(Extracted records)

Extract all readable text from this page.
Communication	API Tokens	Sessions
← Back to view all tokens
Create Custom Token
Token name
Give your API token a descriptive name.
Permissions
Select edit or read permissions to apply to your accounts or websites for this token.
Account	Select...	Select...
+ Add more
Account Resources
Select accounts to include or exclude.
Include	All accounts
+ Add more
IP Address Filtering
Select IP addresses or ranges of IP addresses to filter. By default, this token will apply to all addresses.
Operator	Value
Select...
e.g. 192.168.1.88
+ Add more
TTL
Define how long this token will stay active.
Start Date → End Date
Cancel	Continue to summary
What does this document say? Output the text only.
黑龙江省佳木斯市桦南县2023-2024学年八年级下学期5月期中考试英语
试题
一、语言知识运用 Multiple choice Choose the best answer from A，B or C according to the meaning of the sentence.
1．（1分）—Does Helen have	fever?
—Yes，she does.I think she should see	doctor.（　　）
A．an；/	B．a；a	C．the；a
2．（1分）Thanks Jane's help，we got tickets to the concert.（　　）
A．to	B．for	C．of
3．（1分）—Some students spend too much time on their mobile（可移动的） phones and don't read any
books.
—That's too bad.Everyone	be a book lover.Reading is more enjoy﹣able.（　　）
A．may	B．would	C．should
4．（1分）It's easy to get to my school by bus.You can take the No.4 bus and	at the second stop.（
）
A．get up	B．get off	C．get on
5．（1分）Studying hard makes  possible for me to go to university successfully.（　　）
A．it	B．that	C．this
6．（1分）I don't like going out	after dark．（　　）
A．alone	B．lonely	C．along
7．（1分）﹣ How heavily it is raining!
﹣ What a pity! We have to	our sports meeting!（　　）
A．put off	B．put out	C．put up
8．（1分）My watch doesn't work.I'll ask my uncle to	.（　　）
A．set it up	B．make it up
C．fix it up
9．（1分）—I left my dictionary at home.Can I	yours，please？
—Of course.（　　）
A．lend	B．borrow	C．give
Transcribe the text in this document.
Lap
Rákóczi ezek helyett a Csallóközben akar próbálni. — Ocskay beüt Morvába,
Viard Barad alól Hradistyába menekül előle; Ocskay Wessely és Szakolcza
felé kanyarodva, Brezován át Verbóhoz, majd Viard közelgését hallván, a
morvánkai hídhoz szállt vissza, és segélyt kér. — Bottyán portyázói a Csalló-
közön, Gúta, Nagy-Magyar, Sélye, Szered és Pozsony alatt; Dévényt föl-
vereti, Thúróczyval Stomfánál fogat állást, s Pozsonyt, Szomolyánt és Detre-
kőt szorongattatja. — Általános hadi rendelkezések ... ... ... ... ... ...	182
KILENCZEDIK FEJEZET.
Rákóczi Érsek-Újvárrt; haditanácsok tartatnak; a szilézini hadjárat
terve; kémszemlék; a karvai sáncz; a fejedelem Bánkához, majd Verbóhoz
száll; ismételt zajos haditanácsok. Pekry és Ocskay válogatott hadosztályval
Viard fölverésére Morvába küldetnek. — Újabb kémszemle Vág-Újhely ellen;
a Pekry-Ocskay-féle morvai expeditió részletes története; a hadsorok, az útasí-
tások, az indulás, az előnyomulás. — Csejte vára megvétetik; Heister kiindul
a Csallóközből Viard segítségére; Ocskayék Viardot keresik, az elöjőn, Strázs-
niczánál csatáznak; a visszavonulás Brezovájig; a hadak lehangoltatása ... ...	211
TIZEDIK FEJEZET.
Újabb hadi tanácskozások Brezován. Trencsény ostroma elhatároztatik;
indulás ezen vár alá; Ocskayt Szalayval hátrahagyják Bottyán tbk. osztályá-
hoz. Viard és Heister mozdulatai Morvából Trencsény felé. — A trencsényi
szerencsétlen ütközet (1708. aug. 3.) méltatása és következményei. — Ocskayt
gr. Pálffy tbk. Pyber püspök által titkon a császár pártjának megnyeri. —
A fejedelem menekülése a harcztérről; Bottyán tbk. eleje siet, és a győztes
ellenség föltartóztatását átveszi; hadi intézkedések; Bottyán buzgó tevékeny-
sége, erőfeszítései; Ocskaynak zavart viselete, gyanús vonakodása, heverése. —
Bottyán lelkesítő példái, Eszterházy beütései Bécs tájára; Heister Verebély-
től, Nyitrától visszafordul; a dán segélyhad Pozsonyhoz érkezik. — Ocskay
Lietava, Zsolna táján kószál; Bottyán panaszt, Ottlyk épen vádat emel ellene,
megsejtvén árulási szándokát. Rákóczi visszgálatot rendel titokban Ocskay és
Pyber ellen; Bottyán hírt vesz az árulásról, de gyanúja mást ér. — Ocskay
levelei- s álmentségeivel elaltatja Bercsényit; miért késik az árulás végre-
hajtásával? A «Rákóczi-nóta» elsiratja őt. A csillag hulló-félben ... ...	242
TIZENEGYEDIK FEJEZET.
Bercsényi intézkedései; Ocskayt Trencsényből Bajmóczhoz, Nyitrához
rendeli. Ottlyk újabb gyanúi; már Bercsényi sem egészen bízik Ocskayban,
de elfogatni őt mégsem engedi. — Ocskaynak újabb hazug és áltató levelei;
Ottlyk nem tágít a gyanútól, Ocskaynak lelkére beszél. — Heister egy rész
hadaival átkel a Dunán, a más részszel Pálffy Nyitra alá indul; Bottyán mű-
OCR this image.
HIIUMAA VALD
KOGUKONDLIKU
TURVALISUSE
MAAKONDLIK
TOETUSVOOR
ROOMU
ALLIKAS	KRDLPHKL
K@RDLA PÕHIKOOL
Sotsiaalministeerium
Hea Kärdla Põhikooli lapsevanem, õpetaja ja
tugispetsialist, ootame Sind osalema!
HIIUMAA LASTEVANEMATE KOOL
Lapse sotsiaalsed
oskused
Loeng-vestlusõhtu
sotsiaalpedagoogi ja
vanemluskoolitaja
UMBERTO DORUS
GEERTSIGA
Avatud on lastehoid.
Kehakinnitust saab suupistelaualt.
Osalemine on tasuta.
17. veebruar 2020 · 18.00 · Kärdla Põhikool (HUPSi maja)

[TASK GOAL]
The whole listing above needs to be written out again exactly.

[FINISHED TASK]
Extract all readable text from this page.
Communication	API Tokens	Sessions
← Back to view all tokens
Create Custom Token
Token name
Give your API token a descriptive name.
Permissions
Select edit or read permissions to apply to your accounts or websites for this token.
Account	Select...	Select...
+ Add more
Account Resources
Select accounts to include or exclude.
Include	All accounts
+ Add more
IP Address Filtering
Select IP addresses or ranges of IP addresses to filter. By default, this token will apply to all addresses.
Operator	Value
Select...
e.g. 192.168.1.88
+ Add more
TTL
Define how long this token will stay active.
Start Date → End Date
Cancel	Continue to summary
What does this document say? Output the text only.
黑龙江省佳木斯市桦南县2023-2024学年八年级下学期5月期中考试英语
试题
一、语言知识运用 Multiple choice Choose the best answer from A，B or C according to the meaning of the sentence.
1．（1分）—Does Helen have	fever?
—Yes，she does.I think she should see	doctor.（　　）
A．an；/	B．a；a	C．the；a
2．（1分）Thanks Jane's help，we got tickets to the concert.（　　）
A．to	B．for	C．of
3．（1分）—Some students spend too much time on their mobile（可移动的） phones and don't read any
books.
—That's too bad.Everyone	be a book lover.Reading is more enjoy﹣able.（　　）
A．may	B．would	C．should
4．（1分）It's easy to get to my school by bus.You can take the No.4 bus and	at the second stop.（
）
A．get up	B．get off	C．get on
5．（1分）Studying hard makes  possible for me to go to university successfully.（　　）
A．it	B．that	C．this
6．（1分）I don't like going out	after dark．（　　）
A．alone	B．lonely	C．along
7．（1分）﹣ How heavily it is raining!
﹣ What a pity! We have to	our sports meeting!（　　）
A．put off	B．put out	C．put up
8．（1分）My watch doesn't work.I'll ask my uncle to	.（　　）
A．set it up	B．make it up
C．fix it up
9．（1分）—I left my dictionary at home.Can I	yours，please？
—Of course.（　　）
A．lend	B．borrow	C．give
Transcribe the text in this document.
Lap
Rákóczi ezek helyett a Csallóközben akar próbálni. — Ocskay beüt Morvába,
Viard Barad alól Hradistyába menekül előle; Ocskay Wessely és Szakolcza
felé kanyarodva, Brezován át Verbóhoz, majd Viard közelgését hallván, a
morvánkai hídhoz szállt vissza, és segélyt kér. — Bottyán portyázói a Csalló-
közön, Gúta, Nagy-Magyar, Sélye, Szered és Pozsony alatt; Dévényt föl-
vereti, Thúróczyval Stomfánál fogat állást, s Pozsonyt, Szomolyánt és Detre-
kőt szorongattatja. — Általános hadi rendelkezések ... ... ... ... ... ...	182
KILENCZEDIK FEJEZET.
Rákóczi Érsek-Újvárrt; haditanácsok tartatnak; a szilézini hadjárat
terve; kémszemlék; a karvai sáncz; a fejedelem Bánkához, majd Verbóhoz
száll; ismételt zajos haditanácsok. Pekry és Ocskay válogatott hadosztályval
Viard fölverésére Morvába küldetnek. — Újabb kémszemle Vág-Újhely ellen;
a Pekry-Ocskay-féle morvai expeditió részletes története; a hadsorok, az útasí-
tások, az indulás, az előnyomulás. — Csejte vára megvétetik; Heister kiindul
a Csallóközből Viard segítségére; Ocskayék Viardot keresik, az elöjőn, Strázs-
niczánál csatáznak; a visszavonulás Brezovájig; a hadak lehangoltatása ... ...	211
TIZEDIK FEJEZET.
Újabb hadi tanácskozások Brezován. Trencsény ostroma elhatároztatik;
indulás ezen vár alá; Ocskayt Szalayval hátrahagyják Bottyán tbk. osztályá-
hoz. Viard és Heister mozdulatai Morvából Trencsény felé. — A trencsényi
szerencsétlen ütközet (1708. aug. 3.) méltatása és következményei. — Ocskayt
gr. Pálffy tbk. Pyber püspök által titkon a császár pártjának megnyeri. —
A fejedelem menekülése a harcztérről; Bottyán tbk. eleje siet, és a győztes
ellenség föltartóztatását átveszi; hadi intézkedések; Bottyán buzgó tevékeny-
sége, erőfeszítései; Ocskaynak zavart viselete, gyanús vonakodása, heverése. —
Bottyán lelkesítő példái, Eszterházy beütései Bécs tájára; Heister Verebély-
től, Nyitrától visszafordul; a dán segélyhad Pozsonyhoz érkezik. — Ocskay
Lietava, Zsolna táján kószál; Bottyán panaszt, Ottlyk épen vádat emel ellene,
megsejtvén árulási szándokát. Rákóczi visszgálatot rendel titokban Ocskay és
Pyber ellen; Bottyán hírt vesz az árulásról, de gyanúja mást ér. — Ocskay
levelei- s álmentségeivel elaltatja Bercsényit; miért késik az árulás végre-
hajtásával? A «Rákóczi-nóta» elsiratja őt. A csillag hulló-félben ... ...	242
TIZENEGYEDIK FEJEZET.
Bercsényi intézkedései; Ocskayt Trencsényből Bajmóczhoz, Nyitrához
rendeli. Ottlyk újabb gyanúi; már Bercsényi sem egészen bízik Ocskayban,
de elfogatni őt mégsem engedi. — Ocskaynak újabb hazug és áltató levelei;
Ottlyk nem tágít a gyanútól, Ocskaynak lelkére beszél. — Heister egy rész
hadaival átkel a Dunán, a más részszel Pálffy Nyitra alá indul; Bottyán mű-
OCR this image.
HIIUMAA VALD
KOGUKONDLIKU
TURVALISUSE
MAAKONDLIK
TOETUSVOOR
ROOMU
ALLIKAS	KRDLPHKL
K@RDLA PÕHIKOOL
Sotsiaalministeerium
Hea Kärdla Põhikooli lapsevanem, õpetaja ja
tugispetsialist, ootame Sind osalema!
HIIUMAA LASTEVANEMATE KOOL
Lapse sotsiaalsed
oskused
Loeng-vestlusõhtu
sotsiaalpedagoogi ja
vanemluskoolitaja
UMBERTO DORUS
GEERTSIGA
Avatud on lastehoid.
Kehakinnitust saab suupistelaualt.
Osalemine on tasuta.
17. veebruar 2020 · 18.00 · Kärdla Põhikool (HUPSi maja)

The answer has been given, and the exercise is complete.